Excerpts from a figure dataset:
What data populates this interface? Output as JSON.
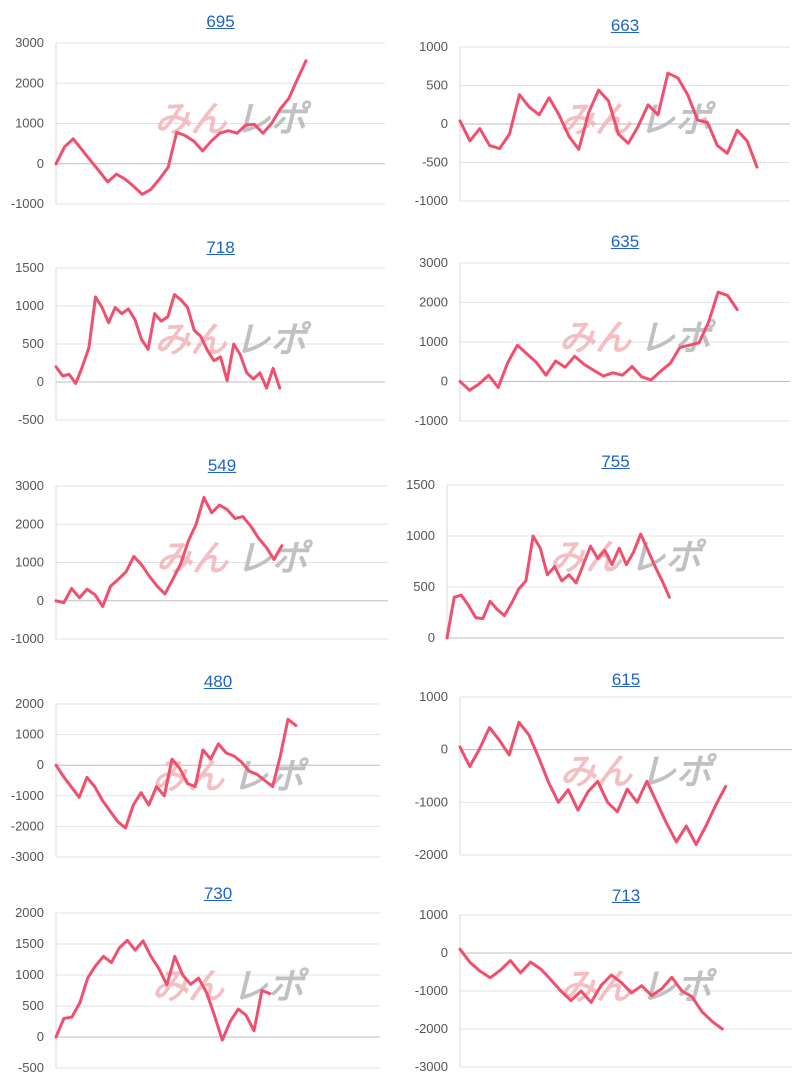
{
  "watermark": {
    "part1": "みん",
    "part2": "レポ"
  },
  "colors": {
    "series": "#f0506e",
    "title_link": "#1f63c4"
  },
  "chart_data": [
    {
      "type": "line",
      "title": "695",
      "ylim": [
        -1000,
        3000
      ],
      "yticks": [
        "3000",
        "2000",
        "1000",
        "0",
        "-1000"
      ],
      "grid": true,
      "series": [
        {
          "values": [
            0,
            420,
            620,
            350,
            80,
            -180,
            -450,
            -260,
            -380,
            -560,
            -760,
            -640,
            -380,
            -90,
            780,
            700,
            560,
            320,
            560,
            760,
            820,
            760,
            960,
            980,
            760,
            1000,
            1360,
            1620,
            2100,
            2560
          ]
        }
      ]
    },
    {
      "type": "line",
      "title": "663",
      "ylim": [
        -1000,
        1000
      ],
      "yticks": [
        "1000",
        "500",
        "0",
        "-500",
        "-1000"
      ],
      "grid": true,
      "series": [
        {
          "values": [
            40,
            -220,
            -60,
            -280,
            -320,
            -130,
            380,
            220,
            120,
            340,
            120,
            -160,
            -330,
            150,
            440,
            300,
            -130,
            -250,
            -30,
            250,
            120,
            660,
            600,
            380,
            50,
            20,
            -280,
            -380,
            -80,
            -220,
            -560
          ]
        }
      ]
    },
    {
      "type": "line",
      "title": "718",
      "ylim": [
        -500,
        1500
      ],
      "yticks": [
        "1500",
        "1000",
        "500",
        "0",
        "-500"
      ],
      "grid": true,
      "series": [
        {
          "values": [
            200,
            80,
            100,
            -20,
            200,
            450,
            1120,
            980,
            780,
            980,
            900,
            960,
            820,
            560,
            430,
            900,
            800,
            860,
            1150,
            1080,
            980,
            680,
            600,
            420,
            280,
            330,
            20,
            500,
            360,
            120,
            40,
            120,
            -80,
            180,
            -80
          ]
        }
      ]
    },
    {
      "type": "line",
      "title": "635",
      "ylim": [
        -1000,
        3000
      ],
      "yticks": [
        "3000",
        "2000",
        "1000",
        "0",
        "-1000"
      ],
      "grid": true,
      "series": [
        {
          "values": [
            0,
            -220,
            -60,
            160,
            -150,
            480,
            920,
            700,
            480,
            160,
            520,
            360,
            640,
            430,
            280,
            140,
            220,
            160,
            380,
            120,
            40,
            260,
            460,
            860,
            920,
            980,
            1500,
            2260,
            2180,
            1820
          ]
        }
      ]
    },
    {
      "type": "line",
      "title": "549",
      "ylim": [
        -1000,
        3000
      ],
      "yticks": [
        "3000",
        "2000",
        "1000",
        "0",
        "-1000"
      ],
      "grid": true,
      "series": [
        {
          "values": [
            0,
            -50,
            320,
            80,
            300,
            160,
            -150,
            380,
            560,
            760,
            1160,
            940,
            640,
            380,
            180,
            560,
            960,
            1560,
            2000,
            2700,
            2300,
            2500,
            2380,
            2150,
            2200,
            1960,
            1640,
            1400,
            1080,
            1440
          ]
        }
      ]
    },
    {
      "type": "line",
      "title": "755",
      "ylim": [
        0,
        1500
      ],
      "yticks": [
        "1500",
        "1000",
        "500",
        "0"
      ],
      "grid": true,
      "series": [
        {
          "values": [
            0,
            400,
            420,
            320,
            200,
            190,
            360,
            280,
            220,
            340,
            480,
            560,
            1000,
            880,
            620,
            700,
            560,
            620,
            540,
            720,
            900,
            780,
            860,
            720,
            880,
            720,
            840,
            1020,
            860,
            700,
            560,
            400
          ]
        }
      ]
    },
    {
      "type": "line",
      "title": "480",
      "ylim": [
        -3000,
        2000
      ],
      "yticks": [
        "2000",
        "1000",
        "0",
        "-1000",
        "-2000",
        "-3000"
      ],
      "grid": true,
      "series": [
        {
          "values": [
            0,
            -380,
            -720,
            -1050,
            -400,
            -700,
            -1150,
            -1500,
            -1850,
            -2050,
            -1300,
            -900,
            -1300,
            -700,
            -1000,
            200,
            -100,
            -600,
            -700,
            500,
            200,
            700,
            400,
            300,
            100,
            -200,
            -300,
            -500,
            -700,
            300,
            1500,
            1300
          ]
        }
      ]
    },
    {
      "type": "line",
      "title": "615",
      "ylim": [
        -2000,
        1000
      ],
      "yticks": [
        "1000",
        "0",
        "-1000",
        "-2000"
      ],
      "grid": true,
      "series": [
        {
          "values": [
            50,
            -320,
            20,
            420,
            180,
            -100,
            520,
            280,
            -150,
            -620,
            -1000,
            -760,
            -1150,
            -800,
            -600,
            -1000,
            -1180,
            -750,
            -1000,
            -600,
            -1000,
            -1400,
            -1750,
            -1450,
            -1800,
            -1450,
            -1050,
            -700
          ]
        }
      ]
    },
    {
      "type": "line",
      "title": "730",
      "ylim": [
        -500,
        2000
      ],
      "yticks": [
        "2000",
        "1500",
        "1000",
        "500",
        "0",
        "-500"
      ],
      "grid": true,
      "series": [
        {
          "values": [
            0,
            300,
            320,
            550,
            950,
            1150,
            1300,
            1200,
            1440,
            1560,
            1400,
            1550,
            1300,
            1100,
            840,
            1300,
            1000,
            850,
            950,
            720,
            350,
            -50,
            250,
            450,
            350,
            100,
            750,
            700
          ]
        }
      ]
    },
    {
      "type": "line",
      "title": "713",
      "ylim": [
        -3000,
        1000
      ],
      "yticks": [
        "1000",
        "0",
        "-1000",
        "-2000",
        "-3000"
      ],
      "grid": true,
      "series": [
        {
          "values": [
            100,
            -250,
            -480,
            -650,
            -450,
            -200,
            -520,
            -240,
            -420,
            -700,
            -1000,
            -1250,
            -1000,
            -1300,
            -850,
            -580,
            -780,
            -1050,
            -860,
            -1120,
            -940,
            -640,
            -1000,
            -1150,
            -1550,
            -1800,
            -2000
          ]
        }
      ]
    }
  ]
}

...

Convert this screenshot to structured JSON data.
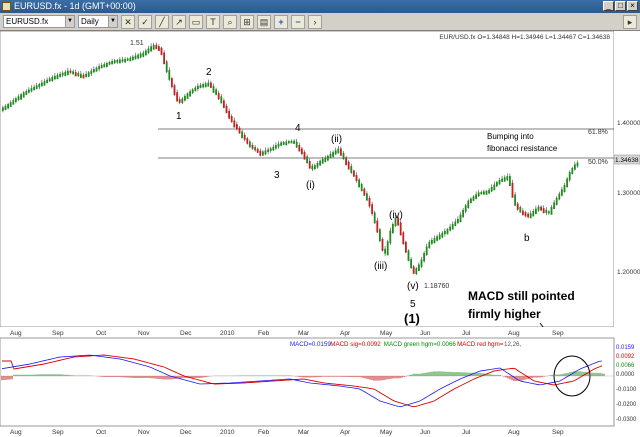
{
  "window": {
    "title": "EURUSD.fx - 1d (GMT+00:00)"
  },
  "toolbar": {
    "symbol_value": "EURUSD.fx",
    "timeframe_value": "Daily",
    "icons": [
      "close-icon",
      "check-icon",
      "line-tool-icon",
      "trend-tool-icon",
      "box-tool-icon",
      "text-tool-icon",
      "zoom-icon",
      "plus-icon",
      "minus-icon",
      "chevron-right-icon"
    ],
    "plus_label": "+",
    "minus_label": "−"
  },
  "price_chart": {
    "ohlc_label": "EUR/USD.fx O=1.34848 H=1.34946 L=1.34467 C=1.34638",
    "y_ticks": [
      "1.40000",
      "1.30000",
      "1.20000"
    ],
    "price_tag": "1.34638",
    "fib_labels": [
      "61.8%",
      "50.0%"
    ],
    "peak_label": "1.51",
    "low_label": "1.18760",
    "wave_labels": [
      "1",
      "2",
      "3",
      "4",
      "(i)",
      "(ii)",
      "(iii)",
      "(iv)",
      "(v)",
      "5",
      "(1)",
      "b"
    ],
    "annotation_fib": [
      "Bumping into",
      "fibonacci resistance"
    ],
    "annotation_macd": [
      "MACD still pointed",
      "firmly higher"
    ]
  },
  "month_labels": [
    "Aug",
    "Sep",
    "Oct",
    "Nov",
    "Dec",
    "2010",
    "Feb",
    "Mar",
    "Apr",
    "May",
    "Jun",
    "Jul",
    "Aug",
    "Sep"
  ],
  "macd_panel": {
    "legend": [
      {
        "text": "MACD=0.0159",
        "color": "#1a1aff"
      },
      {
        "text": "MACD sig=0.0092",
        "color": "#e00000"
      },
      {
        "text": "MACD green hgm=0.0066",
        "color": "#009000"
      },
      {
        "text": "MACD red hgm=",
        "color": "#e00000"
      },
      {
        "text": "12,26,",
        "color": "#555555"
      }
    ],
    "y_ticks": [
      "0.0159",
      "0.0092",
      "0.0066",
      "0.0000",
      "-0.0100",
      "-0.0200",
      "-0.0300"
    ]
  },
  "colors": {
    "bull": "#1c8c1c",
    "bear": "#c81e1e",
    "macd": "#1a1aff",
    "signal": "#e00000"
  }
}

==

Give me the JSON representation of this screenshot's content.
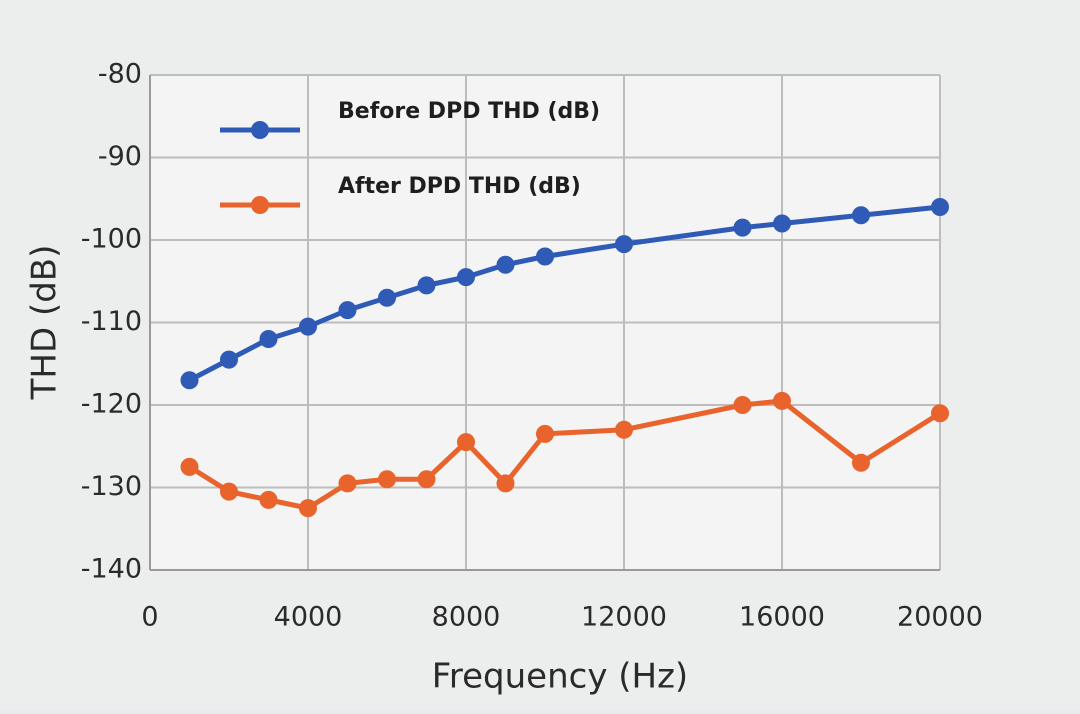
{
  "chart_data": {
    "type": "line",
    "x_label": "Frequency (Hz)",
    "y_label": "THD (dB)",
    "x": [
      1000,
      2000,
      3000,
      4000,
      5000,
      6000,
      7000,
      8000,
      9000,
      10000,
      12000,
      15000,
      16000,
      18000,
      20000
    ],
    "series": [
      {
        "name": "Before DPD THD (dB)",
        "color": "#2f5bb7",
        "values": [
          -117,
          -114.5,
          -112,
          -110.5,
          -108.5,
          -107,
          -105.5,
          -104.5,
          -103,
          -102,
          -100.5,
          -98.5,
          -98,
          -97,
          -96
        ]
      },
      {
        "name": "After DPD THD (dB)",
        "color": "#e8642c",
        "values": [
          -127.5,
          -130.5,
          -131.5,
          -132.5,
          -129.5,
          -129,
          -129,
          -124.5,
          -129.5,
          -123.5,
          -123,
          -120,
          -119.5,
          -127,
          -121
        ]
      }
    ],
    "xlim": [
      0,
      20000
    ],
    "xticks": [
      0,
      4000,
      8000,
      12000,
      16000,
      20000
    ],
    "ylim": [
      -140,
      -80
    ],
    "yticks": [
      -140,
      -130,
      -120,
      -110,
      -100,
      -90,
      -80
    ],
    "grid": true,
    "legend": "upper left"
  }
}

■ Written request ■
Select all lines with the word "JSON" from the entries above.

■ Result of this task ■
What data populates this interface? Output as JSON.
Convert this screenshot to structured JSON data.
Give me the JSON representation of this screenshot's content.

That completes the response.